Exercise prompt: Pull each line containing "trade" out of the data and copy it.

───── Given entries ─────

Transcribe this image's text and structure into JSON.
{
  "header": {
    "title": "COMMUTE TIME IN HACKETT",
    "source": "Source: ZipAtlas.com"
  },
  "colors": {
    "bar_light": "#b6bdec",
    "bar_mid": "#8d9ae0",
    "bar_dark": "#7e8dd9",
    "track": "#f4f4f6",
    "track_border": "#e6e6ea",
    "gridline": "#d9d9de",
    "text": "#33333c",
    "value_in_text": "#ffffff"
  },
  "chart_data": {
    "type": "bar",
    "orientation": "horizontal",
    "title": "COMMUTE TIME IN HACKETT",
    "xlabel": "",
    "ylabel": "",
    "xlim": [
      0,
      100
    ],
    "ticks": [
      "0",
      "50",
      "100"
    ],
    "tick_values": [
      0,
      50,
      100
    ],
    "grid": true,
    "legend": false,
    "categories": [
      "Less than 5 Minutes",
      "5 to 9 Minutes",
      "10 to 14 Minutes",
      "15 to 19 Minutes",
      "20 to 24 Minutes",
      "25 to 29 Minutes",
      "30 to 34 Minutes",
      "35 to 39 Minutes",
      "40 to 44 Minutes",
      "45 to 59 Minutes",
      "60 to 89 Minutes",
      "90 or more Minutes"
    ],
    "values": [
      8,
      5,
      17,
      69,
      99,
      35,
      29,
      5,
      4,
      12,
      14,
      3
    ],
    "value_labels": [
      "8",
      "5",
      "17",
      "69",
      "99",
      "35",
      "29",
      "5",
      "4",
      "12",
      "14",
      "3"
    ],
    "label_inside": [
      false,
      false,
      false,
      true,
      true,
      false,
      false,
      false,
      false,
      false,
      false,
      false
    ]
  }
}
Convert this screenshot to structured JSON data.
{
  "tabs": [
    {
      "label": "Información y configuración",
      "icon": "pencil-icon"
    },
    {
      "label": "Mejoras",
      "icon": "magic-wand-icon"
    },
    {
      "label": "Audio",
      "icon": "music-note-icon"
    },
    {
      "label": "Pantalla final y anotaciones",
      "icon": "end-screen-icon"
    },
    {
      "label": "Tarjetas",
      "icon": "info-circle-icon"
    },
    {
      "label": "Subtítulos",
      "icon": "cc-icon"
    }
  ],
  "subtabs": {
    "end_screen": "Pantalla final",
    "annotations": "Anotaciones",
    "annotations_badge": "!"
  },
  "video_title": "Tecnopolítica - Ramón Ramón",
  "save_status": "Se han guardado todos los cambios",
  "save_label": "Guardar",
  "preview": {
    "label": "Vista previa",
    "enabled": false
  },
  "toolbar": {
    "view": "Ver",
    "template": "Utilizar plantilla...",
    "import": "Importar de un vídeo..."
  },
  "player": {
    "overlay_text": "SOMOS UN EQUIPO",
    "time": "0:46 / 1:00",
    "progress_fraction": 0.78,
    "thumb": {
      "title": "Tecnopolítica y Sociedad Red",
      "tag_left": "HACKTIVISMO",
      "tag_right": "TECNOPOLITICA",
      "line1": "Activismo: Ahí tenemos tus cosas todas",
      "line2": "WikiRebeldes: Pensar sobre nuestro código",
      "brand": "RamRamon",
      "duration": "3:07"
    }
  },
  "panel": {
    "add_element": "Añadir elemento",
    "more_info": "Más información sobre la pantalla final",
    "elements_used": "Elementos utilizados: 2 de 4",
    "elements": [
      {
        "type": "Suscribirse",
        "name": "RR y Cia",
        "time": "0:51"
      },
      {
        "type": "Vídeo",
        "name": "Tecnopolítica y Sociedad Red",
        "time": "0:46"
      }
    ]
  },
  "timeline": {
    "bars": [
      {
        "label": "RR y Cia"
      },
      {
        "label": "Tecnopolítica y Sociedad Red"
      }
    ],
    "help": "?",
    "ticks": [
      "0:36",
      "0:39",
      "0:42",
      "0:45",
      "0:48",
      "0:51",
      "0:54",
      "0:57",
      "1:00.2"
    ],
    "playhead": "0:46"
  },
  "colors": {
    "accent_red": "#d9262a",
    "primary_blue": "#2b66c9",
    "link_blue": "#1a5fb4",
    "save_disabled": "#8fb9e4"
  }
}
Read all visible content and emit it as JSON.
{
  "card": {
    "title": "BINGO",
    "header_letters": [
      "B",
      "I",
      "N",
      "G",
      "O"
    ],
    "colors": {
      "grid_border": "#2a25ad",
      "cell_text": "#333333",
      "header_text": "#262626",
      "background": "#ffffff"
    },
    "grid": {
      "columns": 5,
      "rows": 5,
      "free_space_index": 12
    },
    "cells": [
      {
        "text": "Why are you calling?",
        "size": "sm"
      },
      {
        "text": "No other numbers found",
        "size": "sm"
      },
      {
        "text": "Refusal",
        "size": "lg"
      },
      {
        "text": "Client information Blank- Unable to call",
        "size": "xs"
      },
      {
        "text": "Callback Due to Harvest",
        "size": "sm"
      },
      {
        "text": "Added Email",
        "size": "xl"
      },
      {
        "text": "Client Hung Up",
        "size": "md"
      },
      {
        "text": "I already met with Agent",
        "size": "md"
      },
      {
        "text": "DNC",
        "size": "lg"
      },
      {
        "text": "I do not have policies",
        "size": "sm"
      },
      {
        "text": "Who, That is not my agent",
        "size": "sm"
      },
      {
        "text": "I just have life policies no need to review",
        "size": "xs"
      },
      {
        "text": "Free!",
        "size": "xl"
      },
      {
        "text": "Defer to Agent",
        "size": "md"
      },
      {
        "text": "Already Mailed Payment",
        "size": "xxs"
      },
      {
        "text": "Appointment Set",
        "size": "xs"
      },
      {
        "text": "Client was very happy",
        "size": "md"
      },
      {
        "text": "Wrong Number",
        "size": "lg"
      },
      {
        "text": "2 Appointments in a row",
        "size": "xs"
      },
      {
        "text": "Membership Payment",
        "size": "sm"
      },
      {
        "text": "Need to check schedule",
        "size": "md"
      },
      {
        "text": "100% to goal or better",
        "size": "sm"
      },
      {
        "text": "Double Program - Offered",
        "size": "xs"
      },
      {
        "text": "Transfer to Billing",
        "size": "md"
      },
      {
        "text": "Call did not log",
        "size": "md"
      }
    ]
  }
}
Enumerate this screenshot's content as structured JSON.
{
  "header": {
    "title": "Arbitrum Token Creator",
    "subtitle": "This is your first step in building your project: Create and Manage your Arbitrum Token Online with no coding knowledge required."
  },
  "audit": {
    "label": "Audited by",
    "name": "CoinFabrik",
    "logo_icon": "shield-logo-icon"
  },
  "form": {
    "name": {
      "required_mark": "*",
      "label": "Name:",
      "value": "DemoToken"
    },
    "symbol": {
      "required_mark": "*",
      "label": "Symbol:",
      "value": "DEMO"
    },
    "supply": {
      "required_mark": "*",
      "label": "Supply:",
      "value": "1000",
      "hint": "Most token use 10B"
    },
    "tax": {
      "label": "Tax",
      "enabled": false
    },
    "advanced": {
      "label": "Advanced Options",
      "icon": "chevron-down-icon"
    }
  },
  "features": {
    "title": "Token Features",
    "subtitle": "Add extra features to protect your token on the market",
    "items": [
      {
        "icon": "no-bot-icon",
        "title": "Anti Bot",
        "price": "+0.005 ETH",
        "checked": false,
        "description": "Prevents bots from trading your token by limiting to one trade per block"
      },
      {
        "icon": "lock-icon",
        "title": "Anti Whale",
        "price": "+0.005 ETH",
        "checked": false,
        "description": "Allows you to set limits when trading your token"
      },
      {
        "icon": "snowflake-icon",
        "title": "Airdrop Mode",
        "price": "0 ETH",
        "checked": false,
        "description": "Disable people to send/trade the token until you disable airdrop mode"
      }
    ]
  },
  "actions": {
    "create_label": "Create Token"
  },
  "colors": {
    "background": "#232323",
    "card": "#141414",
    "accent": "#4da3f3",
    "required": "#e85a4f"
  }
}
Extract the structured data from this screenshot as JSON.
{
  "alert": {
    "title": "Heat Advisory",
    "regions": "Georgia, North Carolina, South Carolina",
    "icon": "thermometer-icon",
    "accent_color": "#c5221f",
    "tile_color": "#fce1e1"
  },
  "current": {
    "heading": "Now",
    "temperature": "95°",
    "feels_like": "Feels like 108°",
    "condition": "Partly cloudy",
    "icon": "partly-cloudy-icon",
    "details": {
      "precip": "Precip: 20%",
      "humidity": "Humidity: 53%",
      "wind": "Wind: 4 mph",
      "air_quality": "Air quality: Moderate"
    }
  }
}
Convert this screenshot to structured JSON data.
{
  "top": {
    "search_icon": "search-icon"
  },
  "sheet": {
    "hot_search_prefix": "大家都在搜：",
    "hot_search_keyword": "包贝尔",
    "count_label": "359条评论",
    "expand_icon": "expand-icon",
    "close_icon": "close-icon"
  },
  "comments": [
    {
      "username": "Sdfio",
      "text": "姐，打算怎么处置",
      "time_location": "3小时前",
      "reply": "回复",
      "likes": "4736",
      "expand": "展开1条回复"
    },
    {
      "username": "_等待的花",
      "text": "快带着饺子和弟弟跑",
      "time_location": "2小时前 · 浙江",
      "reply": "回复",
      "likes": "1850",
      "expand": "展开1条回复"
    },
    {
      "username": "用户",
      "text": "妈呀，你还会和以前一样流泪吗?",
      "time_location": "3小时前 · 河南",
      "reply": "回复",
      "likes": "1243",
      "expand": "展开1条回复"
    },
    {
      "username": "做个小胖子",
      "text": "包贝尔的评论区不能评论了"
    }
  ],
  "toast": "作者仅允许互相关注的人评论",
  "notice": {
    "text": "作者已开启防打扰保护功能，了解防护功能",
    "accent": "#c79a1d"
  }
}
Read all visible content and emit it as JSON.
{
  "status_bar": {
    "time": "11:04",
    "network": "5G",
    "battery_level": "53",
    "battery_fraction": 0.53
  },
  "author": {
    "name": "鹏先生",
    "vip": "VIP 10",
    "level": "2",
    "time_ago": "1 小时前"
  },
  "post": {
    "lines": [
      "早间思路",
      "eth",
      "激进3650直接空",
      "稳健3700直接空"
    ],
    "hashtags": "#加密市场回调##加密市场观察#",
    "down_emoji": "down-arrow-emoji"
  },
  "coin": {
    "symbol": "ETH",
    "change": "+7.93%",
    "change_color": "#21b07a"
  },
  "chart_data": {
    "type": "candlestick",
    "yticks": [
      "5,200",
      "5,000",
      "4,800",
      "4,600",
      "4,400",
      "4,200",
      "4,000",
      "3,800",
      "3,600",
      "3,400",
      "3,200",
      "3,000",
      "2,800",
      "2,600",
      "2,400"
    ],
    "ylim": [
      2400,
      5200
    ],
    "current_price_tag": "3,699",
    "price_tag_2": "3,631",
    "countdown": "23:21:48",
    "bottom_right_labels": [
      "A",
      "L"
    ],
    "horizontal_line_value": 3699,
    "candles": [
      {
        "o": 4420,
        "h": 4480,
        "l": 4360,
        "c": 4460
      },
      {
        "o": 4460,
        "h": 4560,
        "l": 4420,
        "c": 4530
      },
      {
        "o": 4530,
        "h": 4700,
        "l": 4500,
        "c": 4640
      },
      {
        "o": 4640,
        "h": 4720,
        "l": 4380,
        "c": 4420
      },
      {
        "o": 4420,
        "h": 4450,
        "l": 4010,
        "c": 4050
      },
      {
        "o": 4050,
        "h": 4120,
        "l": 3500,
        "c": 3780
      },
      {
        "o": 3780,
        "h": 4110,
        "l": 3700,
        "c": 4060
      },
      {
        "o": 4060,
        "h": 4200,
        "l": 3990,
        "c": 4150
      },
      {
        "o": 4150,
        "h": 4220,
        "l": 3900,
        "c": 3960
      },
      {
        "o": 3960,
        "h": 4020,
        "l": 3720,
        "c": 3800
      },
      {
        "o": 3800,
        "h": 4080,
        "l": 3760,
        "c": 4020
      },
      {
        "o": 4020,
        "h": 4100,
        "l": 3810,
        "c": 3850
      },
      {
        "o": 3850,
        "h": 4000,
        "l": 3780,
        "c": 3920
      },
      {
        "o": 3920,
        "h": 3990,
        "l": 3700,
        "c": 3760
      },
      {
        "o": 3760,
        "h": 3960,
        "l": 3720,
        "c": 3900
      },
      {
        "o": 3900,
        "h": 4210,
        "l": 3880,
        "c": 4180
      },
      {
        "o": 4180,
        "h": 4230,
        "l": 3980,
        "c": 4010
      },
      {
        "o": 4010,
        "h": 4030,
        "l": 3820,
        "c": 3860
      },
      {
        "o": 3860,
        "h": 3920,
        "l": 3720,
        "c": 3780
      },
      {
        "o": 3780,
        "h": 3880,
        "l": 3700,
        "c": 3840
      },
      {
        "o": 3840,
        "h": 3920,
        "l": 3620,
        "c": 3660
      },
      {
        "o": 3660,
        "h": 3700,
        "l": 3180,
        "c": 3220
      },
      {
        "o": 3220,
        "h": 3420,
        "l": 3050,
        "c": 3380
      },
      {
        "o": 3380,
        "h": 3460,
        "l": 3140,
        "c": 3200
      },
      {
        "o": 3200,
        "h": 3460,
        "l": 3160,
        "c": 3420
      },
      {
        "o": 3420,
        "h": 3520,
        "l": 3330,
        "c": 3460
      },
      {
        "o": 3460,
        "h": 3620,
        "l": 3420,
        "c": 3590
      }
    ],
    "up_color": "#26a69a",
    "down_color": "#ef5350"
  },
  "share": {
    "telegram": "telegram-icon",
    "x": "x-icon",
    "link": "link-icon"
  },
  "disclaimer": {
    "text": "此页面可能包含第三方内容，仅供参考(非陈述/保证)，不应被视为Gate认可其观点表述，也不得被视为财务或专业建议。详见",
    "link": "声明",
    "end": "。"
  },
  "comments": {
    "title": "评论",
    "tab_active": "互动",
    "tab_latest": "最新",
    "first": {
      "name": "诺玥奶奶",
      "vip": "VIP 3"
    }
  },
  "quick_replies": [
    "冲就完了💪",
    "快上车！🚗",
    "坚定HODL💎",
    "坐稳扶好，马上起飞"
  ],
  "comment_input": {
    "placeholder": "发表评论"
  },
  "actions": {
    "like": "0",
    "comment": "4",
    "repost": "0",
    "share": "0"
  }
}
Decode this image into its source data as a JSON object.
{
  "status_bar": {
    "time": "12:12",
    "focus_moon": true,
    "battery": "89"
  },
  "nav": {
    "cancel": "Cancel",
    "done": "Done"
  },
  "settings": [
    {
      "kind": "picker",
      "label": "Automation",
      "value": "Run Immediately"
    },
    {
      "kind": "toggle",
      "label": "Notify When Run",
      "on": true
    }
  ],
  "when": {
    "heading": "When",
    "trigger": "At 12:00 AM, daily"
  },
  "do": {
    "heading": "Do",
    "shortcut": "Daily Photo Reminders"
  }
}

─────

Answer to this problem:
        "description": "Prevents bots from trading your token by limiting to one trade per block"
        "description": "Disable people to send/trade the token until you disable airdrop mode"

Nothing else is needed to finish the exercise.